## TASK DETAILS
Copy verbatim every line of the items from the one containing "check-row: Agree terms" down to the one containing "password-input[interactable] xyxy=(474,405,698,420)", both ends inclusive.

'''

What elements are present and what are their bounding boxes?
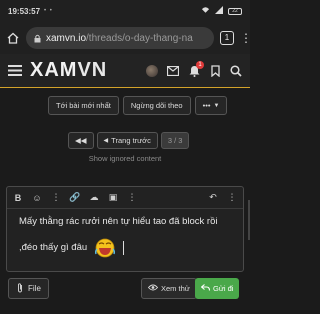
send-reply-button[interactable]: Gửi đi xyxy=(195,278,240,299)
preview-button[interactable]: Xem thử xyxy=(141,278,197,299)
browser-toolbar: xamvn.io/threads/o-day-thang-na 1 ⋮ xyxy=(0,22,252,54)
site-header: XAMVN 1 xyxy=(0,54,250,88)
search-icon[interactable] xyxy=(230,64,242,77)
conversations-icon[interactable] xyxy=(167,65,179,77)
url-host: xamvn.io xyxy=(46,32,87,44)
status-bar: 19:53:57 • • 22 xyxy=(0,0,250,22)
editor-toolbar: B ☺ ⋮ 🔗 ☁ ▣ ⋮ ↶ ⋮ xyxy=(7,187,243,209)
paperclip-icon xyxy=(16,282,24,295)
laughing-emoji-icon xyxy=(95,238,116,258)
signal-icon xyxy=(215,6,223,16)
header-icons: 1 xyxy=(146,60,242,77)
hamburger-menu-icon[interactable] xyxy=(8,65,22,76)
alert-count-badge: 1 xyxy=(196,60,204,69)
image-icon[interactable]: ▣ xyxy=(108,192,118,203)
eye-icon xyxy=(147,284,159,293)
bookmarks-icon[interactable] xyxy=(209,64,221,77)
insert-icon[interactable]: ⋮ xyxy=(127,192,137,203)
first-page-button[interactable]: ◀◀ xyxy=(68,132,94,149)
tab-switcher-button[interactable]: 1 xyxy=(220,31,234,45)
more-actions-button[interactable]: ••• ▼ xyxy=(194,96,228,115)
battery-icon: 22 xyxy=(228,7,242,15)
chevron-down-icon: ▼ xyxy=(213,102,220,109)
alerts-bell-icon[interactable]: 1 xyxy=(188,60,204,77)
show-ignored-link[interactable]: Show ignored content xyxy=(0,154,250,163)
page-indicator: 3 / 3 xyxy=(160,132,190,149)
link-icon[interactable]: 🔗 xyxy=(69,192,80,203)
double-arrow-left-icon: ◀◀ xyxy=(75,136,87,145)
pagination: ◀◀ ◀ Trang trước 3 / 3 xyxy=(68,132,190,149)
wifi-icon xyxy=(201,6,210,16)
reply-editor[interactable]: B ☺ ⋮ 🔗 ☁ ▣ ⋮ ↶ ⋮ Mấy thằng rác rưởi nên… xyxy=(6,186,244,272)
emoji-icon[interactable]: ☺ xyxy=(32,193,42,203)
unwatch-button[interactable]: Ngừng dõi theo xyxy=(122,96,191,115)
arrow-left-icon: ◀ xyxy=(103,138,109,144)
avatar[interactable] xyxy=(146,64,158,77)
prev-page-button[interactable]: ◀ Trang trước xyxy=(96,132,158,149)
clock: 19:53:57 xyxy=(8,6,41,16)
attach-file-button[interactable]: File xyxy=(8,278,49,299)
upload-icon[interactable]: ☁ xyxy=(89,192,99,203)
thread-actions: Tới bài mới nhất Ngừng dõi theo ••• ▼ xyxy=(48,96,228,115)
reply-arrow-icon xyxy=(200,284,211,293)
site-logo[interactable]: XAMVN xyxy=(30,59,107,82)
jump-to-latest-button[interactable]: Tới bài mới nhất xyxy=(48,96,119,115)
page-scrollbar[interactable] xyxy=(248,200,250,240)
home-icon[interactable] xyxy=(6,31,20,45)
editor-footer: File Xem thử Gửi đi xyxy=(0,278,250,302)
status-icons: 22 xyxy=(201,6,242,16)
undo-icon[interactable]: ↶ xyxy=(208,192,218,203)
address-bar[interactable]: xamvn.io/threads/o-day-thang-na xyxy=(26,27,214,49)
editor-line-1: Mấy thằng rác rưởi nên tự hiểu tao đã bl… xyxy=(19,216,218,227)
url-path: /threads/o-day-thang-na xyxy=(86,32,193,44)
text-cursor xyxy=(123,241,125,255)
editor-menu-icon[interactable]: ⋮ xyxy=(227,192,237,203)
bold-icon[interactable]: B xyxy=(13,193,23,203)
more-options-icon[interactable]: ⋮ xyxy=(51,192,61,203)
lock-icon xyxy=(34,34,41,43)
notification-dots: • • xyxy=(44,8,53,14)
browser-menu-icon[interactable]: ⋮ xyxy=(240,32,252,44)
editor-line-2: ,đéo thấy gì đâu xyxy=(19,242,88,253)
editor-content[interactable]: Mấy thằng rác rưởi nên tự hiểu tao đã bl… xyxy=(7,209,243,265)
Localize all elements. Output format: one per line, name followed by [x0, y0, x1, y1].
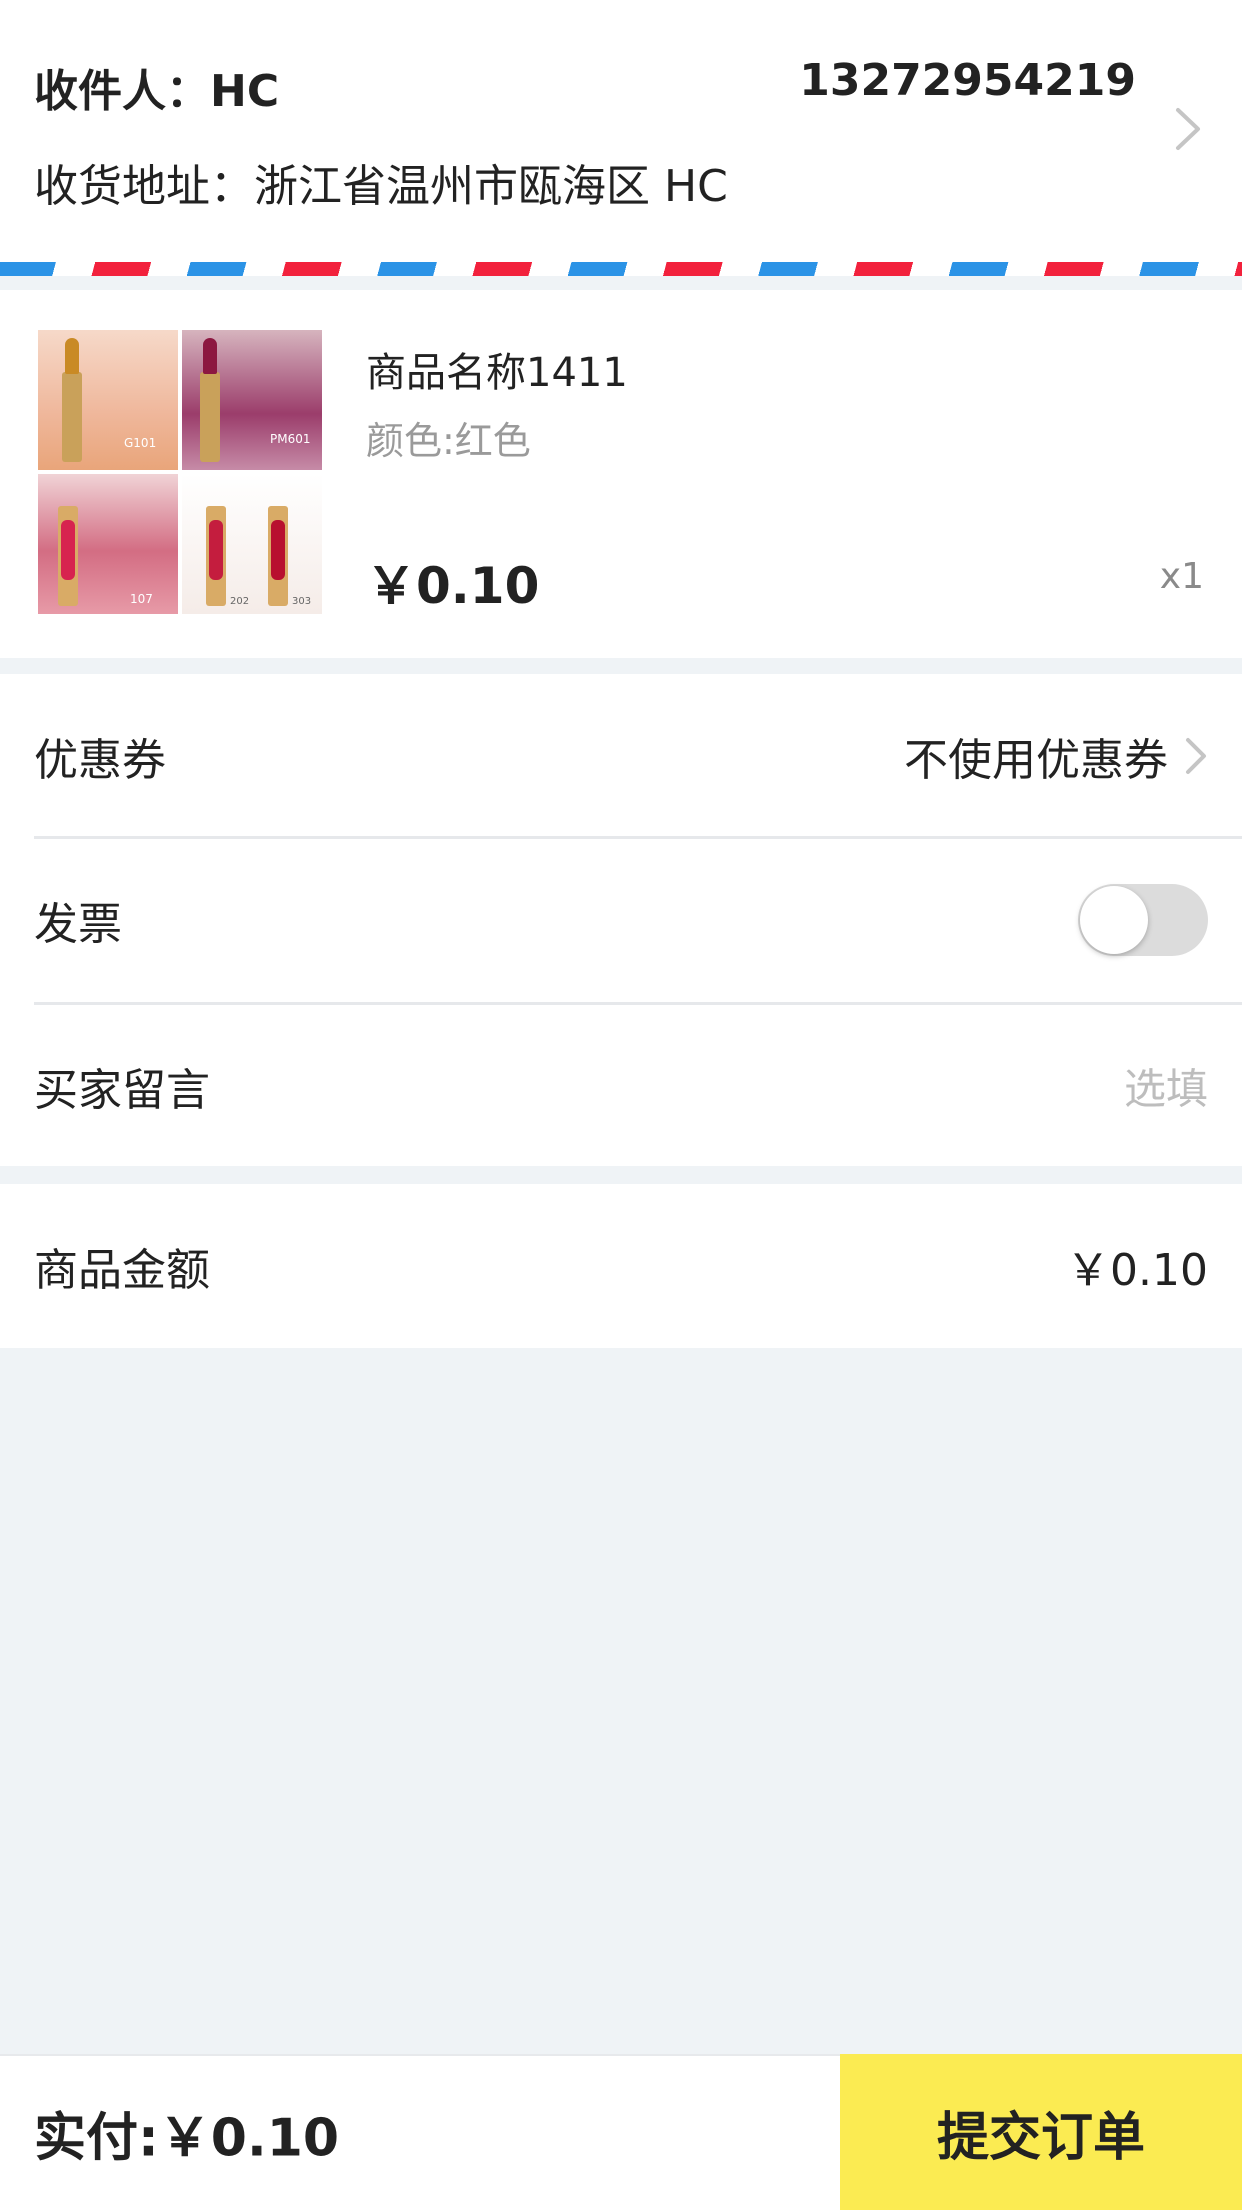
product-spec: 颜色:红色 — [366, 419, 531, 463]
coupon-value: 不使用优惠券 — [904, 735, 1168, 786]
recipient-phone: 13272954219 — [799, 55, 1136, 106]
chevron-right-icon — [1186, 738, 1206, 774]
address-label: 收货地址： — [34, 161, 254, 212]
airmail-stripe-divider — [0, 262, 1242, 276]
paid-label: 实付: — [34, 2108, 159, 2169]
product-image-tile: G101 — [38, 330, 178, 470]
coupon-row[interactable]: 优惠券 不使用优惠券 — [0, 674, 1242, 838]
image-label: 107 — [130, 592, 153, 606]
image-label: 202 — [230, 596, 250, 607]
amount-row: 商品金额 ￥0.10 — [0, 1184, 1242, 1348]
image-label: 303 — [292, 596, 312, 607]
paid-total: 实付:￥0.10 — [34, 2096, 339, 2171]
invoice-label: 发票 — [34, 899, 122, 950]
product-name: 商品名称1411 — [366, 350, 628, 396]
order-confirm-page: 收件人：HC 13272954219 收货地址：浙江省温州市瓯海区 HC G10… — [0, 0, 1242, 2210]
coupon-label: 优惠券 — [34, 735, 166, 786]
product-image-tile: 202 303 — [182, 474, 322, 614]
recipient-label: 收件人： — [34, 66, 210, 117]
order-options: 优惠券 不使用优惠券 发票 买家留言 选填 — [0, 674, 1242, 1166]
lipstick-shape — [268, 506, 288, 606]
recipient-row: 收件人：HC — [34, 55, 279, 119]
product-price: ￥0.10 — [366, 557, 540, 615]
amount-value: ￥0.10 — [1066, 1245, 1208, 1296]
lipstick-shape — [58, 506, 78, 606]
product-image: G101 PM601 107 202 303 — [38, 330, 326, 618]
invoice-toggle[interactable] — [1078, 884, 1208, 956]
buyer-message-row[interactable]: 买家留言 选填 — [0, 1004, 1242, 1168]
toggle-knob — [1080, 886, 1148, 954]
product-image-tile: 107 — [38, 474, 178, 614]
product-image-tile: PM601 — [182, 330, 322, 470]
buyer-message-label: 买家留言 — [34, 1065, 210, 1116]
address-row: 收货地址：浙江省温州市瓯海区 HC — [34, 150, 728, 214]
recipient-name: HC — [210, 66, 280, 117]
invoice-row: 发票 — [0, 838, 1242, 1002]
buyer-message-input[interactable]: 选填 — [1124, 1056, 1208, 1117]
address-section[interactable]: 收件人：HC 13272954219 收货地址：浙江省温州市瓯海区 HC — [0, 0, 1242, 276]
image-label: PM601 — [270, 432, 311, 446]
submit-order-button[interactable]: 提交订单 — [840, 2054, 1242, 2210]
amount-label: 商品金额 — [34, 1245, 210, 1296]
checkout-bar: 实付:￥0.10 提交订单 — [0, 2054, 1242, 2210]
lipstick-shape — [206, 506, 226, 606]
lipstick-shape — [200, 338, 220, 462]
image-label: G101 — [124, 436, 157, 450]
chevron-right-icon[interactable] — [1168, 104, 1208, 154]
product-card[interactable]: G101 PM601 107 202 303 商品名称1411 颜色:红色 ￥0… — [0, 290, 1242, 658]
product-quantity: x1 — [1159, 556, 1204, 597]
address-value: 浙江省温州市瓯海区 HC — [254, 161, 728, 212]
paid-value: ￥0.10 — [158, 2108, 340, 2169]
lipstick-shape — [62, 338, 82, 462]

'''
'''

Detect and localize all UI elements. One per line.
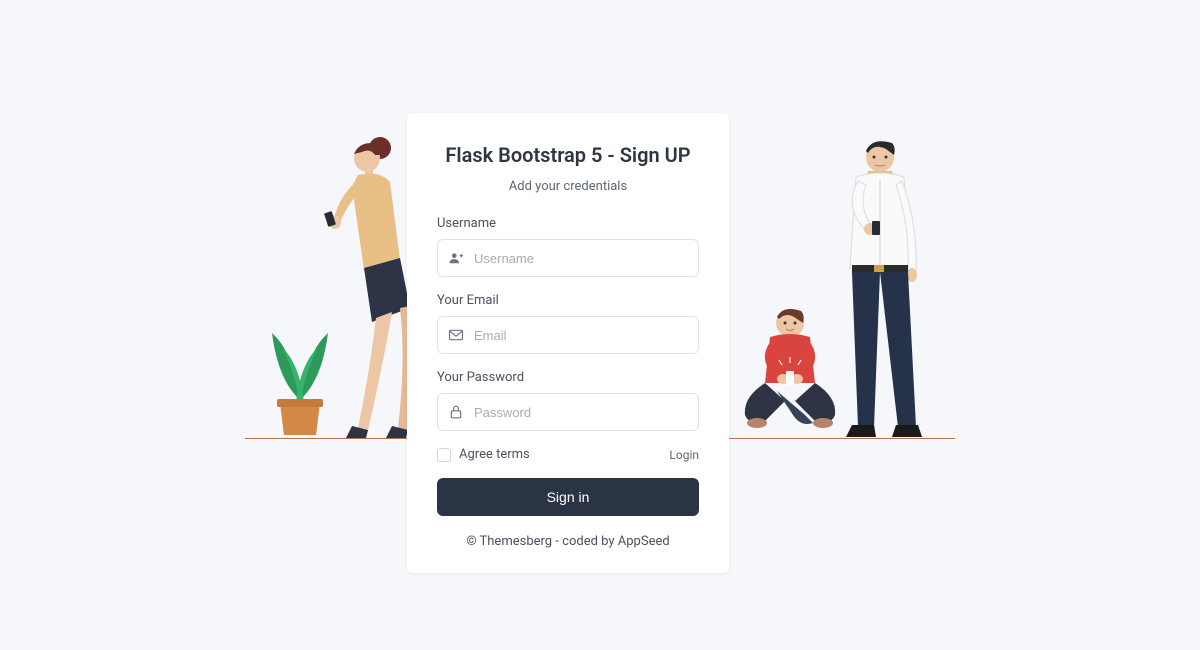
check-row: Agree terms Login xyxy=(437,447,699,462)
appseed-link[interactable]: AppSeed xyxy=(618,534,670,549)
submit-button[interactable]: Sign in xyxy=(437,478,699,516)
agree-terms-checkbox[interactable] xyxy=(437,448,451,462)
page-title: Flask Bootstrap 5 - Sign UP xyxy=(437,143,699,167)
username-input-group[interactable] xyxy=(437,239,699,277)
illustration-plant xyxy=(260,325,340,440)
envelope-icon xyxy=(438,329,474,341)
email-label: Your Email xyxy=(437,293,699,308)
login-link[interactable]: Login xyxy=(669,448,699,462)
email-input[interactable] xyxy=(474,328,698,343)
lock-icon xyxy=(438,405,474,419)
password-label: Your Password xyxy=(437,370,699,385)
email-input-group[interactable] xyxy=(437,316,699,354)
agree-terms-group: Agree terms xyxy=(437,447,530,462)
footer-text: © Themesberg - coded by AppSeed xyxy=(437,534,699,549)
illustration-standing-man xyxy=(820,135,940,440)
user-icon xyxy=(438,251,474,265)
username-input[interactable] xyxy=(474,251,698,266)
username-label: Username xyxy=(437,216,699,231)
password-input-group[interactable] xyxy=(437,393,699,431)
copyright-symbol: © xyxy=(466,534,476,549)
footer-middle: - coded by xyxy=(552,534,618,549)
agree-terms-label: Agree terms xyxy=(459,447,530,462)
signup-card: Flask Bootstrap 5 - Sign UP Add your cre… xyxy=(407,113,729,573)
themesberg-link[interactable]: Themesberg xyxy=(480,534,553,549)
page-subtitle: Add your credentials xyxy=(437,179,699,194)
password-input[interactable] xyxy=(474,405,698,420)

'''

## ANSWER TO THIS PROBLEM
check-row: Agree terms Login xyxy=(437,447,699,462)
appseed-link[interactable]: AppSeed xyxy=(618,534,670,549)
submit-button[interactable]: Sign in xyxy=(437,478,699,516)
agree-terms-checkbox[interactable] xyxy=(437,448,451,462)
page-title: Flask Bootstrap 5 - Sign UP xyxy=(437,143,699,167)
username-input-group[interactable] xyxy=(437,239,699,277)
illustration-plant xyxy=(260,325,340,440)
envelope-icon xyxy=(438,329,474,341)
email-label: Your Email xyxy=(437,293,699,308)
login-link[interactable]: Login xyxy=(669,448,699,462)
email-input[interactable] xyxy=(474,328,698,343)
lock-icon xyxy=(438,405,474,419)
password-label: Your Password xyxy=(437,370,699,385)
email-input-group[interactable] xyxy=(437,316,699,354)
agree-terms-group: Agree terms xyxy=(437,447,530,462)
footer-text: © Themesberg - coded by AppSeed xyxy=(437,534,699,549)
illustration-standing-man xyxy=(820,135,940,440)
user-icon xyxy=(438,251,474,265)
username-input[interactable] xyxy=(474,251,698,266)
username-label: Username xyxy=(437,216,699,231)
password-input-group[interactable] xyxy=(437,393,699,431)
copyright-symbol: © xyxy=(466,534,476,549)
footer-middle: - coded by xyxy=(552,534,618,549)
agree-terms-label: Agree terms xyxy=(459,447,530,462)
signup-card: Flask Bootstrap 5 - Sign UP Add your cre… xyxy=(407,113,729,573)
themesberg-link[interactable]: Themesberg xyxy=(480,534,553,549)
page-subtitle: Add your credentials xyxy=(437,179,699,194)
password-input[interactable] xyxy=(474,405,698,420)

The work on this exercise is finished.